--- Texto para leitura ---

Apesar de sublinhar que o mês de agosto é sempre atípico, dado que “as pessoas estão de férias, está calor e há mais grelhados”, pelo que “não há muito consumo” de gás engarrafado, José Aguiar denota, ainda que, em julho, esta loja vendeu cerca de 1.800 botijas de 13 kg de butano, a mais comum nos lares portugueses, valor que compara com as cerca de 1.950 bilhas vendidas em igual período de 2021. Contas feitas, é uma quebra na ordem dos 8%.
Uns quarteirões mais à frente, a tendência é corroborada por Jorge Ferreira, dono da loja Artigos Eléctricos Anale. “Como estou aqui há 40 e tal anos, fio àquelas pessoas que já têm muitos anos de casa porque senão as pessoas não tinham hipótese”, diz o revendedor de botijas da Galp, acrescentando ainda que a queda nas vendas também se deve ao facto de “o pessoal novo” não cozinhar tanto. “É só micro-ondas, micro-ondas, micro-ondas”, atira, entre risos.
Sou capaz de estar a vender menos 500 garrafas por mês face ao ano passado.
A trabalhar nesta área de negócio há mais de quatro pares de mãos cheias, Jorge Ferreira assinala que “o gás caiu muito”. Se há cerca de 20 anos este espaço contava com nove funcionários e chegou a vender cerca de “300 a 400 garrafas por dia”, agora conta apenas com dois trabalhadores e as vendas estão a cair a pique. “Sou capaz de estar a vender menos 500 garrafas por mês face ao ano passado”, enumera.
A par destes dois comerciantes, também Gustavo Martins, funcionário de um bomba na zona de Alvalade, bem como Manuel Santos, dono da oficina Auto-fascinante, em Benfica, adiantam que neste período de “verão é muito difícil vender botijas de gás”. Ainda assim, ao contrário dos empresários ouvidos pelo ECO na zona da Pontinha, Manuel Santos não denota uma quebra nas vendas face aos anos anteriores.

---

-- Enunciado --
Transcreva, do texto sobre a venda de botijas de gás, tudo o que vai de "Uns quarteirões mais" até "ao ano passado.". Os dados provêm de outra fonte.

--- Dados fornecidos ---

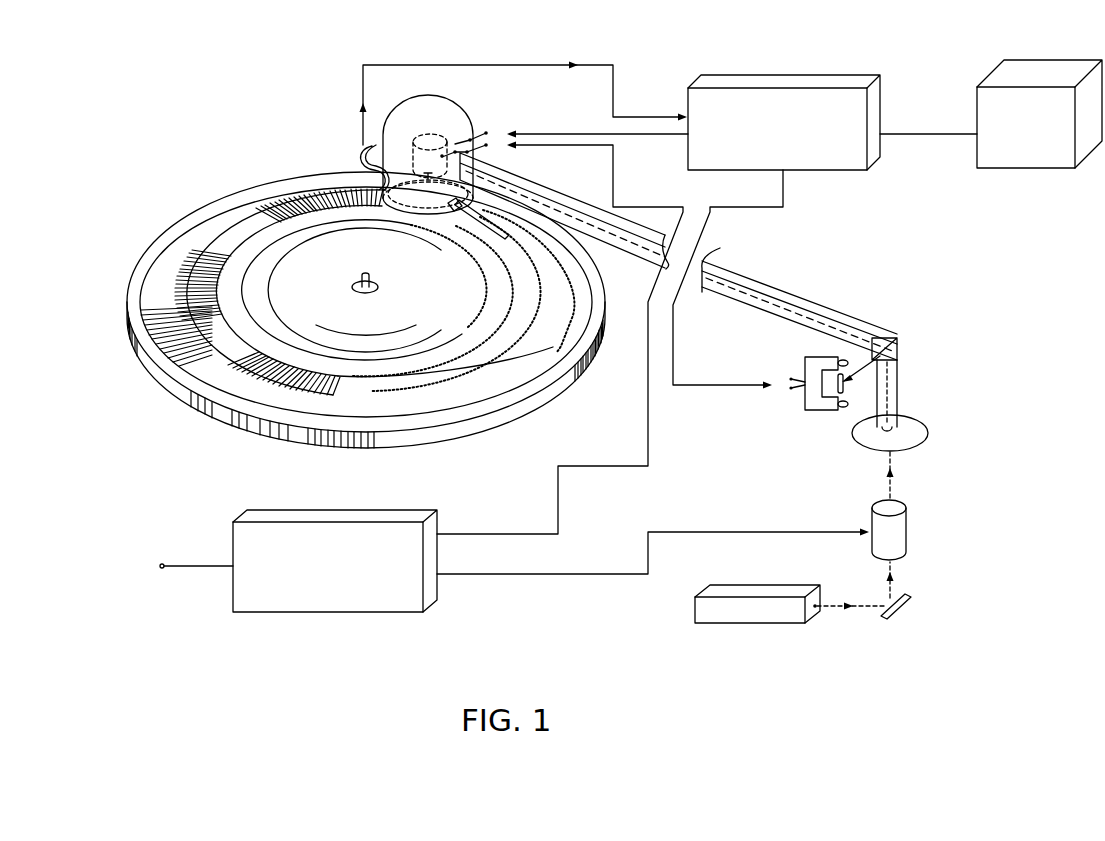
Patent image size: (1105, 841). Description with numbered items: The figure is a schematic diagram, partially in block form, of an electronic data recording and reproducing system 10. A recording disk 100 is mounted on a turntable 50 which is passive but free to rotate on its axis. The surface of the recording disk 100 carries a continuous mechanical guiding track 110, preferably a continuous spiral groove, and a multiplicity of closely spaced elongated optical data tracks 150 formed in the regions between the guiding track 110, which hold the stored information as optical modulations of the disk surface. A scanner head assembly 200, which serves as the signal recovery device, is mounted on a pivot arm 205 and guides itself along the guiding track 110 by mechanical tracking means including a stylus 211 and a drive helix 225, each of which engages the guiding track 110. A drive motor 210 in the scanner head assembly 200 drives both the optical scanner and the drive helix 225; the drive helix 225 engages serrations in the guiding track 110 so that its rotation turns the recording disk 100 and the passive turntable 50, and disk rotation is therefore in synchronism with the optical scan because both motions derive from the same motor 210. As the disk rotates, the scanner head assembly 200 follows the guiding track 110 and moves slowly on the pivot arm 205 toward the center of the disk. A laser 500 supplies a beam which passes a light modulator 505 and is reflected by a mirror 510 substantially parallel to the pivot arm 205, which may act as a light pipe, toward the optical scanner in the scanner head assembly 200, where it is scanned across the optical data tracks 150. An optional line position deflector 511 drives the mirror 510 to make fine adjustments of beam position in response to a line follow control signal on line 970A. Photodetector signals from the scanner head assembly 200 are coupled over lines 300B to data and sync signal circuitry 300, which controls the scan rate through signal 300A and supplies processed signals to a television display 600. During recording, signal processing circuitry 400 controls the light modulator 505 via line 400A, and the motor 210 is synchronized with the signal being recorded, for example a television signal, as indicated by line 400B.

---

-- Resolução --
Uns quarteirões mais à frente, a tendência é corroborada por Jorge Ferreira, dono da loja Artigos Eléctricos Anale. “Como estou aqui há 40 e tal anos, fio àquelas pessoas que já têm muitos anos de casa porque senão as pessoas não tinham hipótese”, diz o revendedor de botijas da Galp, acrescentando ainda que a queda nas vendas também se deve ao facto de “o pessoal novo” não cozinhar tanto. “É só micro-ondas, micro-ondas, micro-ondas”, atira, entre risos.
Sou capaz de estar a vender menos 500 garrafas por mês face ao ano passado.